Text section start
Ricardo Sánchez

Personal information
- Full name: Ricardo Sánchez Herrero
- Born: 4 December 1992 (age 33) Madrid, Spain
- Height: 1.81 m (5 ft 11 in)

Sport
- Sport: Field hockey
- Position: Defender / midfielder
- Club: Club de Campo

Youth career
- Team
- –: Complutense

Senior career
- Years: Team / Caps / Goals
- 0000–2016: Complutense / - / -
- 2016–2018: Leuven / - / -
- 2018–2019: Gantoise / - / -
- 2019–2020: Complutense / - / -
- 2020–present: Club de Campo / - / -

National team
- Years: Team / Caps / Goals
- 2013: Spain U21 / 10 / -
- 2014–2022: Spain / 124 / (9)

Medal record
Men's field hockey
Representing Spain
EuroHockey Championship
| Silver medal – second place | 2019 Antwerp |  |

= Ricardo Sánchez (field hockey) =

Spanish field hockey player (born 1992)

Ricardo Sánchez Herrero (born 4 December 1992) is a Spanish field hockey player who plays as a defender or midfielder for Club de Campo. He played a total of 124 matches for the Spanish national team and scored ten goals from 2014 until 2022.
Text section end
Recorded information section start
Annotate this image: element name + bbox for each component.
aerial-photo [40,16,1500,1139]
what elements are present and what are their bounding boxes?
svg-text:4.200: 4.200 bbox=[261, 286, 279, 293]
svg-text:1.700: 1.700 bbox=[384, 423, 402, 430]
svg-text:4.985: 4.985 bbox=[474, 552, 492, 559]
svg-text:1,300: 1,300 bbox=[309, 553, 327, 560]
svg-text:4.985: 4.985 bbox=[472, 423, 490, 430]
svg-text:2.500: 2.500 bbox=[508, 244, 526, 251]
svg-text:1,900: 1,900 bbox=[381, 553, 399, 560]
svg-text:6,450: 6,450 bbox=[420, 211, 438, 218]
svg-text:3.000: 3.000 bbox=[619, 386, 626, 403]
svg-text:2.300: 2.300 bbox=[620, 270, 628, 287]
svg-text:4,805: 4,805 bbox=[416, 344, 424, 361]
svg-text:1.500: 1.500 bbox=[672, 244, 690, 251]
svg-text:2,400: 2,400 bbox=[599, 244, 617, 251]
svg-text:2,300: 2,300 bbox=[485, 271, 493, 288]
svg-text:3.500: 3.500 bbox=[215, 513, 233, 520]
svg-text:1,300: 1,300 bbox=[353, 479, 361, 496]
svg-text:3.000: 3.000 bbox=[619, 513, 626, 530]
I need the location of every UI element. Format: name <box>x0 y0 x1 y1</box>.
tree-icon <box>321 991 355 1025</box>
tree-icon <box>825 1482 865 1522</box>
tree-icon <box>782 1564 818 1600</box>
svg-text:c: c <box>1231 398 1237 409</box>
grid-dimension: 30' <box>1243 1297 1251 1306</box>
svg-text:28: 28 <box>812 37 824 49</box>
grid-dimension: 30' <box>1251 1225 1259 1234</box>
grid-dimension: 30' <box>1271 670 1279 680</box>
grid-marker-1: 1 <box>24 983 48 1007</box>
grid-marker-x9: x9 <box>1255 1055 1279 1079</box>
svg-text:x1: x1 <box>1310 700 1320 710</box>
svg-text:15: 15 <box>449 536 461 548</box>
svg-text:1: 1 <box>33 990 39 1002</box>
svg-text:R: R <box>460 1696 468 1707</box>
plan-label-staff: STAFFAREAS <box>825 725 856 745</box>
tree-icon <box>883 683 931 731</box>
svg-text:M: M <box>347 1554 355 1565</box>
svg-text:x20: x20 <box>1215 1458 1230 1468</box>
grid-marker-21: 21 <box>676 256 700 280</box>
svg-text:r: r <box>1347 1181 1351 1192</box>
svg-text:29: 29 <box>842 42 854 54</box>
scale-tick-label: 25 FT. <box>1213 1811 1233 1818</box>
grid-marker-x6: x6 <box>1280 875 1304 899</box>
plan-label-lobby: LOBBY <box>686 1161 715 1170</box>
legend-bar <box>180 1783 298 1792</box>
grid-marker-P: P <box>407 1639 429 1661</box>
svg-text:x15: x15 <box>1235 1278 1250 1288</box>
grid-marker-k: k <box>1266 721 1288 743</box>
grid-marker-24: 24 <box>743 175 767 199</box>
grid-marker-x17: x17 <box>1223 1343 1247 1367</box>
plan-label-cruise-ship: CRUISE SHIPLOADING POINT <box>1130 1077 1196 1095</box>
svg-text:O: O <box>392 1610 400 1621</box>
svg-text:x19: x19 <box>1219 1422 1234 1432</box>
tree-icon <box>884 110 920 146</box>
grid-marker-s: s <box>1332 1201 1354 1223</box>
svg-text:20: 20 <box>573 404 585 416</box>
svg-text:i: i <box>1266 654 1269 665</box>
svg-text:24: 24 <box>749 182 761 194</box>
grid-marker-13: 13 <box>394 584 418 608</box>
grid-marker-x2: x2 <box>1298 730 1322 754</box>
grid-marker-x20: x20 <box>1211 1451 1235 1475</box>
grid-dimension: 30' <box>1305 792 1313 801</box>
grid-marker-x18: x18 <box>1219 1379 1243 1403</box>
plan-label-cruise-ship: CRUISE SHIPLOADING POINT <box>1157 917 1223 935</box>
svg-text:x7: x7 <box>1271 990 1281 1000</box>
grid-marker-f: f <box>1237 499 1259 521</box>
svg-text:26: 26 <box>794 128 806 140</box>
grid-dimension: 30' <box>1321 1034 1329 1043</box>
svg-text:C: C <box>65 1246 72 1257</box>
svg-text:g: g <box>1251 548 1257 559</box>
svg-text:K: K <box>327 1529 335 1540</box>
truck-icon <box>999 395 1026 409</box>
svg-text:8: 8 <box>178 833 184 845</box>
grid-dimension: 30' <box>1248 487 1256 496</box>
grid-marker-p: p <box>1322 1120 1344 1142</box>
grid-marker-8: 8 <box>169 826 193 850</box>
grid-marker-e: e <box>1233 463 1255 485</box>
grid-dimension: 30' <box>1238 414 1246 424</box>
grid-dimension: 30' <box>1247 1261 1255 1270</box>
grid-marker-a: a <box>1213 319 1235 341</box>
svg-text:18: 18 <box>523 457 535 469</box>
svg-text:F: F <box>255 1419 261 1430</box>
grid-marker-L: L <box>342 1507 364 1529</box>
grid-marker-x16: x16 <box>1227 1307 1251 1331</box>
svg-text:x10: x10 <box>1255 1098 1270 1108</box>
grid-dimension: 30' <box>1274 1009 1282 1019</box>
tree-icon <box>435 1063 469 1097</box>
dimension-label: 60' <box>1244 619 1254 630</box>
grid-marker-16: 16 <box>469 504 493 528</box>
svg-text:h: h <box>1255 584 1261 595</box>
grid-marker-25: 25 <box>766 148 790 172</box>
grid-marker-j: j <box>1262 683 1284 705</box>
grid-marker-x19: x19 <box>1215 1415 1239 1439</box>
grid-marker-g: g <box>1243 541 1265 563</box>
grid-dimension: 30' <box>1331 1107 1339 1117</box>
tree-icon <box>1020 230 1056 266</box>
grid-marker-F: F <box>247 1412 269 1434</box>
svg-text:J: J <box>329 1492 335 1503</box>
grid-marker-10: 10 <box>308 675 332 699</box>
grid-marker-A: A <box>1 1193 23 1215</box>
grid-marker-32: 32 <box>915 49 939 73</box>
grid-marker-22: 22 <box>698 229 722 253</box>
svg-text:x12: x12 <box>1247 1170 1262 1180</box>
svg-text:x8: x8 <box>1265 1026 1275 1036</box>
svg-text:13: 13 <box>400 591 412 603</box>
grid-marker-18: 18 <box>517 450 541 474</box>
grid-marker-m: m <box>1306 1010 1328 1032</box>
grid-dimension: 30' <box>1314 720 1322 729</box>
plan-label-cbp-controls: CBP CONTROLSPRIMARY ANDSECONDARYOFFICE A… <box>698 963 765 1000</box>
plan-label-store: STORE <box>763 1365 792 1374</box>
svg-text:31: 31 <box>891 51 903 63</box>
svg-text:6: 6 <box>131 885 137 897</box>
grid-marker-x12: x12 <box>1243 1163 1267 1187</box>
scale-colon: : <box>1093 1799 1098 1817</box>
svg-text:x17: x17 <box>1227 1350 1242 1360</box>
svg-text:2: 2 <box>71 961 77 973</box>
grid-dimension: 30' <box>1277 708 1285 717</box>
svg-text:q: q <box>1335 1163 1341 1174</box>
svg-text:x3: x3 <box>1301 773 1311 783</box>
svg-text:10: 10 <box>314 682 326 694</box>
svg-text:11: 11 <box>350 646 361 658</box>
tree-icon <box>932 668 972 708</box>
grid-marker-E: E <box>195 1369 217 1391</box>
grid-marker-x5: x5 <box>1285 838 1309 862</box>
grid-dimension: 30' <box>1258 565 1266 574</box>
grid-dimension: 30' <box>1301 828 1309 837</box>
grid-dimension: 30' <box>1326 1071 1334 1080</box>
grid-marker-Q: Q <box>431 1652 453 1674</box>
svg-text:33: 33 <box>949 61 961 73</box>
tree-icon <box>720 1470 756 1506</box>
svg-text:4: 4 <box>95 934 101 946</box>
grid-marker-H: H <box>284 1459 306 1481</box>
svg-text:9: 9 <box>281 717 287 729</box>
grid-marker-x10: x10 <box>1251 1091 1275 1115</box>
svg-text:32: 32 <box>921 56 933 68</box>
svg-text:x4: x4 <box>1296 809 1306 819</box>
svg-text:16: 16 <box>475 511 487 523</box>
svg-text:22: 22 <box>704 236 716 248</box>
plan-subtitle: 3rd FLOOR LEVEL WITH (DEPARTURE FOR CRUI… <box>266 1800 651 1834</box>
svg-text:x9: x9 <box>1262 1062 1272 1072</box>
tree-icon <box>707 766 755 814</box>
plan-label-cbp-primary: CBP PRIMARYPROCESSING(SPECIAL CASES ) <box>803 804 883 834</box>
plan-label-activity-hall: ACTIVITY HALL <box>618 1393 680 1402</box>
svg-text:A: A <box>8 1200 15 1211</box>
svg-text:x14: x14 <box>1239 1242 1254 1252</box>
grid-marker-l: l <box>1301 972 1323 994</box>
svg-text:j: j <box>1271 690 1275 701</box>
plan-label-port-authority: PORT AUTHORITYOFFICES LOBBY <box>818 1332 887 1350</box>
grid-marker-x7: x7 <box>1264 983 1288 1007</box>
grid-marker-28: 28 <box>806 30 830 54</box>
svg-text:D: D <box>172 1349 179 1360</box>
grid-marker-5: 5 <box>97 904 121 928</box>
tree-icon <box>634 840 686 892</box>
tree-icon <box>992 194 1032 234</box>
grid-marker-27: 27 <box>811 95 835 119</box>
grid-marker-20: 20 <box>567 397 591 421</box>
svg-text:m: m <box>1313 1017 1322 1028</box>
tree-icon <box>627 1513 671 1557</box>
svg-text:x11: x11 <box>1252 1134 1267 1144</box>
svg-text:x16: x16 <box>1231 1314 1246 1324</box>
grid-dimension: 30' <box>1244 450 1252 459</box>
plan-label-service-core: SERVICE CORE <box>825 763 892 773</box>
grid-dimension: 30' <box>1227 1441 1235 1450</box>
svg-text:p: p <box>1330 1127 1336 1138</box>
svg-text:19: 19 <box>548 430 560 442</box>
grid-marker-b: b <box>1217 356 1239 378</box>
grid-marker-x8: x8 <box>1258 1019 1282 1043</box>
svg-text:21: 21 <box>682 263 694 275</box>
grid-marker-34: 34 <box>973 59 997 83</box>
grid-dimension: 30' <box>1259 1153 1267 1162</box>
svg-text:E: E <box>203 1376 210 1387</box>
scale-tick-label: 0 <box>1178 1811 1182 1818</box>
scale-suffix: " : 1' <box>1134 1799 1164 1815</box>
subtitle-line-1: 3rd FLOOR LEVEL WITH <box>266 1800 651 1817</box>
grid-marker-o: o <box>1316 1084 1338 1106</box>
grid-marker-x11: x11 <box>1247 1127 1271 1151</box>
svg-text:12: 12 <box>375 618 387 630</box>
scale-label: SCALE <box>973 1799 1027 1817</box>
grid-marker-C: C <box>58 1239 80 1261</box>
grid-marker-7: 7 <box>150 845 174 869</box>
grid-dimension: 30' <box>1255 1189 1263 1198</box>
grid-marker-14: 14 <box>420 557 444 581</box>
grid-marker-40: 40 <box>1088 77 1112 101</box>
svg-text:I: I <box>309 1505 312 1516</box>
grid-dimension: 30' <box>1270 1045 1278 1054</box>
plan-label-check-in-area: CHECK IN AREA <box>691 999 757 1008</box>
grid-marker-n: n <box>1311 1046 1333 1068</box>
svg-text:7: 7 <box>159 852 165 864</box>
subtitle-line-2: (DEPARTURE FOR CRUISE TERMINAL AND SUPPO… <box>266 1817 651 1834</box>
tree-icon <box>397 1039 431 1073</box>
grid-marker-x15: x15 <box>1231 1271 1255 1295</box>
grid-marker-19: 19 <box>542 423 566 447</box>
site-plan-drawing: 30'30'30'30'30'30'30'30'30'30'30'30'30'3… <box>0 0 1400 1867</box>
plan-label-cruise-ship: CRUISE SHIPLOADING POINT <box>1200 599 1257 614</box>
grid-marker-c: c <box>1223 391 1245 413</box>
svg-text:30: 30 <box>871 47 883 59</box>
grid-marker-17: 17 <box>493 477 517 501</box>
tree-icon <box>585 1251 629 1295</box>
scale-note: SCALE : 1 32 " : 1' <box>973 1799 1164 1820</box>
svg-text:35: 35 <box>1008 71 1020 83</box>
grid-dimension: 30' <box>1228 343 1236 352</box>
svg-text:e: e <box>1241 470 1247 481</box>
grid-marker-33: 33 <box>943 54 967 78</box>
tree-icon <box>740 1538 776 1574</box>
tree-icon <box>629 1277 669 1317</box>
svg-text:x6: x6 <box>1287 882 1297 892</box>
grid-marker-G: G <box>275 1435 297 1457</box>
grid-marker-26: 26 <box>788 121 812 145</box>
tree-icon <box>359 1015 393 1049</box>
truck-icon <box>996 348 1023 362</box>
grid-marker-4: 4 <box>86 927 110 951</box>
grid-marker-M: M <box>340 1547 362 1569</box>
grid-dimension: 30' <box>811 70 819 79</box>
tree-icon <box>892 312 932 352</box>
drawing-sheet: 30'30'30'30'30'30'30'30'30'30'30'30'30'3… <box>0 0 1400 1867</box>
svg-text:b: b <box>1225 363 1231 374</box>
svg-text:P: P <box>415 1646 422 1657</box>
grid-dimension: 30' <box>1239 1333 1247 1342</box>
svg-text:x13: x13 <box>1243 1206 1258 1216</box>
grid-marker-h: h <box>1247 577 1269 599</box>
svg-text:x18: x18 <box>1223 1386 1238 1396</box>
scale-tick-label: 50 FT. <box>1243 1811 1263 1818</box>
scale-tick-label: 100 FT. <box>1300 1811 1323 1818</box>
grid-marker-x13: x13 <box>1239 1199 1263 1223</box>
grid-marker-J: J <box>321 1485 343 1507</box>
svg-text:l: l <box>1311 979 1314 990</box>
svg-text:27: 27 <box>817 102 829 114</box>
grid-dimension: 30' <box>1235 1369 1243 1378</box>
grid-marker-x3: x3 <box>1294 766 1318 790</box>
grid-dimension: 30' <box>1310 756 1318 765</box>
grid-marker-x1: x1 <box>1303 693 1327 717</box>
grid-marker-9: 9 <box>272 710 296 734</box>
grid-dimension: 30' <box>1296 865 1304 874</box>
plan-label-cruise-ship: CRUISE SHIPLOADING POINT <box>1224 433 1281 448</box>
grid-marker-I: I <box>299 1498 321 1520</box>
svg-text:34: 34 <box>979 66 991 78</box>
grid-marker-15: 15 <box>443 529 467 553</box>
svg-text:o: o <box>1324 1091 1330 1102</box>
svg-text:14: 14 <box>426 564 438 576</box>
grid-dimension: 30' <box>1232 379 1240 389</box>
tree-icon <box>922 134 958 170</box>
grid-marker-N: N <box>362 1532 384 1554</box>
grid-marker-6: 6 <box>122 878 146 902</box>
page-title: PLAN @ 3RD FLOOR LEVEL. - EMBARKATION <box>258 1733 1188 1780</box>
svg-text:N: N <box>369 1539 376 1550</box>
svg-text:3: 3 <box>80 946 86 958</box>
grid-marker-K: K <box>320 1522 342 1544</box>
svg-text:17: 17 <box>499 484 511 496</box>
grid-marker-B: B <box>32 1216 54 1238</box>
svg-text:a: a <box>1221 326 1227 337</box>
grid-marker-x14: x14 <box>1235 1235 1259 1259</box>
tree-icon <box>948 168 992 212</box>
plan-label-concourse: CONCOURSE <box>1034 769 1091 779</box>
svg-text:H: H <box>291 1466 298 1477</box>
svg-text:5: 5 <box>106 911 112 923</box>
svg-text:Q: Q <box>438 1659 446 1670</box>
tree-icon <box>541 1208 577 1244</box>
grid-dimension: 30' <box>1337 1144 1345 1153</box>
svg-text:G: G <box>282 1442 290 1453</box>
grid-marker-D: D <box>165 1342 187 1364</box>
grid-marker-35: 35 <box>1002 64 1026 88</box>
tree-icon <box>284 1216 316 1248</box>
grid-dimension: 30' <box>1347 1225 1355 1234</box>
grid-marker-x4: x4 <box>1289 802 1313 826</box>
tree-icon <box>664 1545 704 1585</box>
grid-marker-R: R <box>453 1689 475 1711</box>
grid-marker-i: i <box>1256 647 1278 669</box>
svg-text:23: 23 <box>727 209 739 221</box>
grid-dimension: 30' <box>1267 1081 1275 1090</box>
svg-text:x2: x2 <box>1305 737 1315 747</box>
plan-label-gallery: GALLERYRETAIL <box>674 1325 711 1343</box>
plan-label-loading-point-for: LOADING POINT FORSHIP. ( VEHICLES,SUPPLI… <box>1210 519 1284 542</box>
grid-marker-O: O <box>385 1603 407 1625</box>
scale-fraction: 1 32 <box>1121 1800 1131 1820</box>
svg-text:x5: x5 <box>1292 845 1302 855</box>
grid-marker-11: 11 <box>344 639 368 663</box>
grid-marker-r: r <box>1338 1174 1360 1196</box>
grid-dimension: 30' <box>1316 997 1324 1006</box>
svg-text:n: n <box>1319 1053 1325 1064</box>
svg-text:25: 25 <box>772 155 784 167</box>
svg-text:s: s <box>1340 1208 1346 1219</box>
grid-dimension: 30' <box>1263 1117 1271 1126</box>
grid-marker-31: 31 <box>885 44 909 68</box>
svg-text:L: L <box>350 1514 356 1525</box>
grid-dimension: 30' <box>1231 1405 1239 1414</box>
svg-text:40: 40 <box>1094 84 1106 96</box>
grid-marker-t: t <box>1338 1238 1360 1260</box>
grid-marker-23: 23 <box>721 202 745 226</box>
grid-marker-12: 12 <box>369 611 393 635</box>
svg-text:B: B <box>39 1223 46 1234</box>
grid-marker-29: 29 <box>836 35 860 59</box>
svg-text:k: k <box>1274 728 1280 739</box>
Recorded information section end
• [Things to do]:
1. Copy the part of the field hockey player's profile that opens with the words containing "Ricardo Sánchez Herrero (born" and closes with "2014 until 2022.", replacing "played a total of" with "appeared in".
2. Continue the profile of the field hockey player Ricardo Sánchez from its final sentence.

• [Answers to the tasks]:
1.
Ricardo Sánchez Herrero (born 4 December 1992) is a Spanish field hockey player who plays as a defender or midfielder for Club de Campo. He appeared in 124 matches for the Spanish national team and scored ten goals from 2014 until 2022.

2.
==Club career==
Complutense was the only club he ever played for until he moved to Belgium to play for Leuven in 2016. In 2018, he switched to another Belgian club Gantoise. After one season with Gantoise, he returned to Complutense. In June 2020 it was announced he left Complutense for the other Madrid-based club Club de Campo. In his second season at the club, Club de Campo won their first ever Spanish national title.

==International career==
Sánchez made his debut for the senior national team in November 2014 in a test match against Great Britain. Initially, he was not selected for the 2018 World Cup but he replaced Miquel Delas later in the tournament who had to withdraw injured. At the 2019 EuroHockey Championship, he won his first medal with the national team as they finished second. On 25 May 2021, he was selected in the squad for the 2021 EuroHockey Championship. In July 2023 he retired from the national team.